*Instructions for the task*
Write out each line exactly as given. Leave the pictures out of your copy.

*Records to use*
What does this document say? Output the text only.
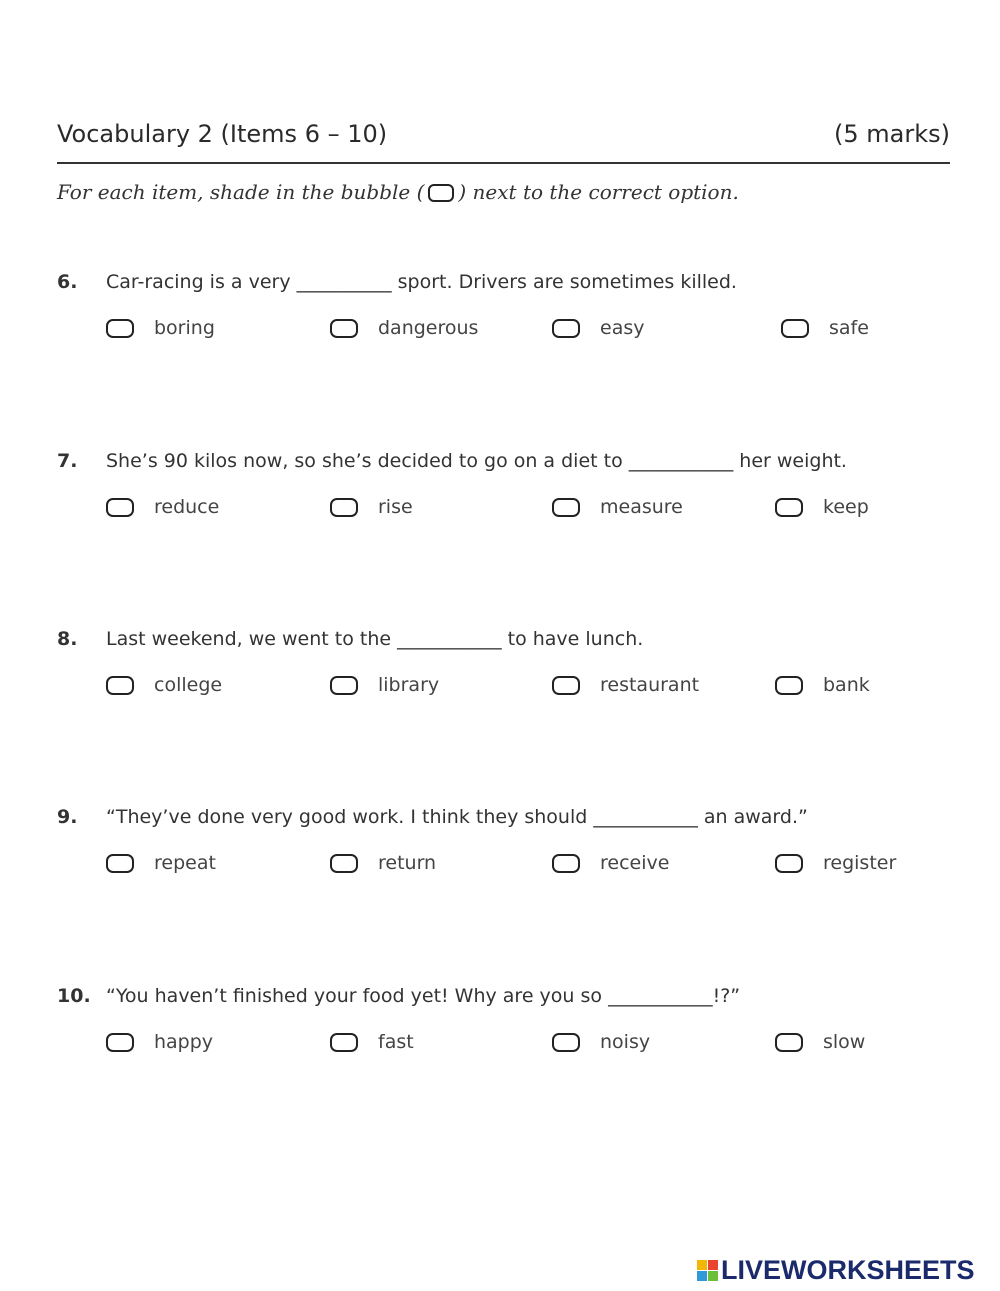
Vocabulary 2 (Items 6 – 10)	(5 marks)
For each item, shade in the bubble ( ) next to the correct option.
6.	Car-racing is a very __________ sport. Drivers are sometimes killed.
boring	dangerous	easy	safe
7.	She’s 90 kilos now, so she’s decided to go on a diet to ___________ her weight.
reduce	rise	measure	keep
8.	Last weekend, we went to the ___________ to have lunch.
college	library	restaurant	bank
9.	“They’ve done very good work. I think they should ___________ an award.”
repeat	return	receive	register
10. “You haven’t finished your food yet! Why are you so ___________!?”
happy	fast	noisy	slow
LIVEWORKSHEETS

*Finished task*
What does this document say? Output the text only.
Vocabulary 2 (Items 6 – 10)	(5 marks)
For each item, shade in the bubble ( ) next to the correct option.
6.	Car-racing is a very __________ sport. Drivers are sometimes killed.
boring	dangerous	easy	safe
7.	She’s 90 kilos now, so she’s decided to go on a diet to ___________ her weight.
reduce	rise	measure	keep
8.	Last weekend, we went to the ___________ to have lunch.
college	library	restaurant	bank
9.	“They’ve done very good work. I think they should ___________ an award.”
repeat	return	receive	register
10. “You haven’t finished your food yet! Why are you so ___________!?”
happy	fast	noisy	slow
LIVEWORKSHEETS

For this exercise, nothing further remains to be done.